Restate the full set of records exactly, word for word.

— START —

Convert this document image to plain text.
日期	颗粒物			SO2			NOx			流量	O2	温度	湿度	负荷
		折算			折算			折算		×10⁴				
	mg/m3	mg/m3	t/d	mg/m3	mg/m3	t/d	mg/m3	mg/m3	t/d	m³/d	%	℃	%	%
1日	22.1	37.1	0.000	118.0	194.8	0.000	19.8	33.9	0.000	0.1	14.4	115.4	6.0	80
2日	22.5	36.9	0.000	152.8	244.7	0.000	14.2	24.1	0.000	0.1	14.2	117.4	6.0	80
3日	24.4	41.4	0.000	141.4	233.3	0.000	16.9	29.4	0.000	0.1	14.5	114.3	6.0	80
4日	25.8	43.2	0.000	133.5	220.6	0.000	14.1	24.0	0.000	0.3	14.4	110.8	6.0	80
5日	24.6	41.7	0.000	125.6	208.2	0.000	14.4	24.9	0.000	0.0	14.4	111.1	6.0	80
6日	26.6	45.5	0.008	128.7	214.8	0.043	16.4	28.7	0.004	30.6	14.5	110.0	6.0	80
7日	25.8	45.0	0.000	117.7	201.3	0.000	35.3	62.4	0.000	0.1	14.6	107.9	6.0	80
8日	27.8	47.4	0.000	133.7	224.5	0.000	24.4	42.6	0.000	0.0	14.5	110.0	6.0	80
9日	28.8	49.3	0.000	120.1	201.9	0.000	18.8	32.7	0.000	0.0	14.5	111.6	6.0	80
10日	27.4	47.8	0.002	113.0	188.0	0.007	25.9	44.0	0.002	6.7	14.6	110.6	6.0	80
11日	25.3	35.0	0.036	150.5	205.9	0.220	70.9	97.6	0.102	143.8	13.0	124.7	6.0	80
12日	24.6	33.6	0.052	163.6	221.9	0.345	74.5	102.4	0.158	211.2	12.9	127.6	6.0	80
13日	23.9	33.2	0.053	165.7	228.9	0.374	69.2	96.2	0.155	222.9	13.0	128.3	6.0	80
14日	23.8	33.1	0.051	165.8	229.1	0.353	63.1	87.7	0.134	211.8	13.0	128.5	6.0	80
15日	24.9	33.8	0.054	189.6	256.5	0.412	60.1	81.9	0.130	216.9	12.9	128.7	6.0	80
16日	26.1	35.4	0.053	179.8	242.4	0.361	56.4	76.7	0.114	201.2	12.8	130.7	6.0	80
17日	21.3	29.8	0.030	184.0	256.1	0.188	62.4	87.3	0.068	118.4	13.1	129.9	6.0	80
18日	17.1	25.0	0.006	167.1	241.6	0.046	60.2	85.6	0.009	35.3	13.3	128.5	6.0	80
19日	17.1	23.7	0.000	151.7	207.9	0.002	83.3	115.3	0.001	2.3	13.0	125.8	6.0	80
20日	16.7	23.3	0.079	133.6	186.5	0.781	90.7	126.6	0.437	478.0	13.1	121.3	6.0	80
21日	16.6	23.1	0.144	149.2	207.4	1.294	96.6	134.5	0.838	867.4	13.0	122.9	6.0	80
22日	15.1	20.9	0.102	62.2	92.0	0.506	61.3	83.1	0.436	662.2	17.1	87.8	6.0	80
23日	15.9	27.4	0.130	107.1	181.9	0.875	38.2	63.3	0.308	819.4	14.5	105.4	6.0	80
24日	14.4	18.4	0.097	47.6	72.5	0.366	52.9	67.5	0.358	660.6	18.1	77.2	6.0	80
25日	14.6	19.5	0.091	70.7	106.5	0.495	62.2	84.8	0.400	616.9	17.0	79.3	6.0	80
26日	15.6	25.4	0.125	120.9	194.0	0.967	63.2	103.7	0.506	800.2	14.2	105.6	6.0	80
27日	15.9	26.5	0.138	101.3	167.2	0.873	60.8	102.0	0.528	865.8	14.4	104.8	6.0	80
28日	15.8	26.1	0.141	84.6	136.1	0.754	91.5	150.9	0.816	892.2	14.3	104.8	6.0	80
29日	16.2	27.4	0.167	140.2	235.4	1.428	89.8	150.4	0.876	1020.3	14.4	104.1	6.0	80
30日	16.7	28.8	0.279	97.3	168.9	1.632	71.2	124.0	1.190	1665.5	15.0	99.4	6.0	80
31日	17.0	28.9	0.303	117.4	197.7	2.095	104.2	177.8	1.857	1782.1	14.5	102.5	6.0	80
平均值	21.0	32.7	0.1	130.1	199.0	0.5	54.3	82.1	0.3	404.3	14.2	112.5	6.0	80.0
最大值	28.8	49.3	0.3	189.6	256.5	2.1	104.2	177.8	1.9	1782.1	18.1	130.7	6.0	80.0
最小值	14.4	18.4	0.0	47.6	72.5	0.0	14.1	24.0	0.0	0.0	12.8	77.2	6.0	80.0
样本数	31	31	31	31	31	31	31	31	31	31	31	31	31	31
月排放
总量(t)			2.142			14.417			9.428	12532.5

— END —

**Full solution**
Convert this document image to plain text.
日期	颗粒物			SO2			NOx			流量	O2	温度	湿度	负荷
		折算			折算			折算		×10⁴				
	mg/m3	mg/m3	t/d	mg/m3	mg/m3	t/d	mg/m3	mg/m3	t/d	m³/d	%	℃	%	%
1日	22.1	37.1	0.000	118.0	194.8	0.000	19.8	33.9	0.000	0.1	14.4	115.4	6.0	80
2日	22.5	36.9	0.000	152.8	244.7	0.000	14.2	24.1	0.000	0.1	14.2	117.4	6.0	80
3日	24.4	41.4	0.000	141.4	233.3	0.000	16.9	29.4	0.000	0.1	14.5	114.3	6.0	80
4日	25.8	43.2	0.000	133.5	220.6	0.000	14.1	24.0	0.000	0.3	14.4	110.8	6.0	80
5日	24.6	41.7	0.000	125.6	208.2	0.000	14.4	24.9	0.000	0.0	14.4	111.1	6.0	80
6日	26.6	45.5	0.008	128.7	214.8	0.043	16.4	28.7	0.004	30.6	14.5	110.0	6.0	80
7日	25.8	45.0	0.000	117.7	201.3	0.000	35.3	62.4	0.000	0.1	14.6	107.9	6.0	80
8日	27.8	47.4	0.000	133.7	224.5	0.000	24.4	42.6	0.000	0.0	14.5	110.0	6.0	80
9日	28.8	49.3	0.000	120.1	201.9	0.000	18.8	32.7	0.000	0.0	14.5	111.6	6.0	80
10日	27.4	47.8	0.002	113.0	188.0	0.007	25.9	44.0	0.002	6.7	14.6	110.6	6.0	80
11日	25.3	35.0	0.036	150.5	205.9	0.220	70.9	97.6	0.102	143.8	13.0	124.7	6.0	80
12日	24.6	33.6	0.052	163.6	221.9	0.345	74.5	102.4	0.158	211.2	12.9	127.6	6.0	80
13日	23.9	33.2	0.053	165.7	228.9	0.374	69.2	96.2	0.155	222.9	13.0	128.3	6.0	80
14日	23.8	33.1	0.051	165.8	229.1	0.353	63.1	87.7	0.134	211.8	13.0	128.5	6.0	80
15日	24.9	33.8	0.054	189.6	256.5	0.412	60.1	81.9	0.130	216.9	12.9	128.7	6.0	80
16日	26.1	35.4	0.053	179.8	242.4	0.361	56.4	76.7	0.114	201.2	12.8	130.7	6.0	80
17日	21.3	29.8	0.030	184.0	256.1	0.188	62.4	87.3	0.068	118.4	13.1	129.9	6.0	80
18日	17.1	25.0	0.006	167.1	241.6	0.046	60.2	85.6	0.009	35.3	13.3	128.5	6.0	80
19日	17.1	23.7	0.000	151.7	207.9	0.002	83.3	115.3	0.001	2.3	13.0	125.8	6.0	80
20日	16.7	23.3	0.079	133.6	186.5	0.781	90.7	126.6	0.437	478.0	13.1	121.3	6.0	80
21日	16.6	23.1	0.144	149.2	207.4	1.294	96.6	134.5	0.838	867.4	13.0	122.9	6.0	80
22日	15.1	20.9	0.102	62.2	92.0	0.506	61.3	83.1	0.436	662.2	17.1	87.8	6.0	80
23日	15.9	27.4	0.130	107.1	181.9	0.875	38.2	63.3	0.308	819.4	14.5	105.4	6.0	80
24日	14.4	18.4	0.097	47.6	72.5	0.366	52.9	67.5	0.358	660.6	18.1	77.2	6.0	80
25日	14.6	19.5	0.091	70.7	106.5	0.495	62.2	84.8	0.400	616.9	17.0	79.3	6.0	80
26日	15.6	25.4	0.125	120.9	194.0	0.967	63.2	103.7	0.506	800.2	14.2	105.6	6.0	80
27日	15.9	26.5	0.138	101.3	167.2	0.873	60.8	102.0	0.528	865.8	14.4	104.8	6.0	80
28日	15.8	26.1	0.141	84.6	136.1	0.754	91.5	150.9	0.816	892.2	14.3	104.8	6.0	80
29日	16.2	27.4	0.167	140.2	235.4	1.428	89.8	150.4	0.876	1020.3	14.4	104.1	6.0	80
30日	16.7	28.8	0.279	97.3	168.9	1.632	71.2	124.0	1.190	1665.5	15.0	99.4	6.0	80
31日	17.0	28.9	0.303	117.4	197.7	2.095	104.2	177.8	1.857	1782.1	14.5	102.5	6.0	80
平均值	21.0	32.7	0.1	130.1	199.0	0.5	54.3	82.1	0.3	404.3	14.2	112.5	6.0	80.0
最大值	28.8	49.3	0.3	189.6	256.5	2.1	104.2	177.8	1.9	1782.1	18.1	130.7	6.0	80.0
最小值	14.4	18.4	0.0	47.6	72.5	0.0	14.1	24.0	0.0	0.0	12.8	77.2	6.0	80.0
样本数	31	31	31	31	31	31	31	31	31	31	31	31	31	31
月排放
总量(t)			2.142			14.417			9.428	12532.5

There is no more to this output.